/---
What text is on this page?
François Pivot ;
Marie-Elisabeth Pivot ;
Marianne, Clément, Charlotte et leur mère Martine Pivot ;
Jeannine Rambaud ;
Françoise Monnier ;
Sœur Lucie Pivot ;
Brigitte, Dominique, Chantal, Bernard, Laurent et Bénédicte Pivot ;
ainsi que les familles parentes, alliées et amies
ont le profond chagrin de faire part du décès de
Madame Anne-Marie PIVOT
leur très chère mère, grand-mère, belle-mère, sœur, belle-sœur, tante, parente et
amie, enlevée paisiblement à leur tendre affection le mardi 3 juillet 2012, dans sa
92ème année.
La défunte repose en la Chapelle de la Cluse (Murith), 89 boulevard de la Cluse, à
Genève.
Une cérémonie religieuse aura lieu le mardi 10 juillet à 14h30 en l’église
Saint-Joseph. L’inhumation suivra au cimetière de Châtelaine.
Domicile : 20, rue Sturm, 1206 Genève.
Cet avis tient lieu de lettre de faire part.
\---
▶ [TASK DESCRIPTION]:
The lines to collect are those holding the string "mardi"; copy them all.

▶ [THE ANSWER]:
amie, enlevée paisiblement à leur tendre affection le mardi 3 juillet 2012, dans sa
Une cérémonie religieuse aura lieu le mardi 10 juillet à 14h30 en l’église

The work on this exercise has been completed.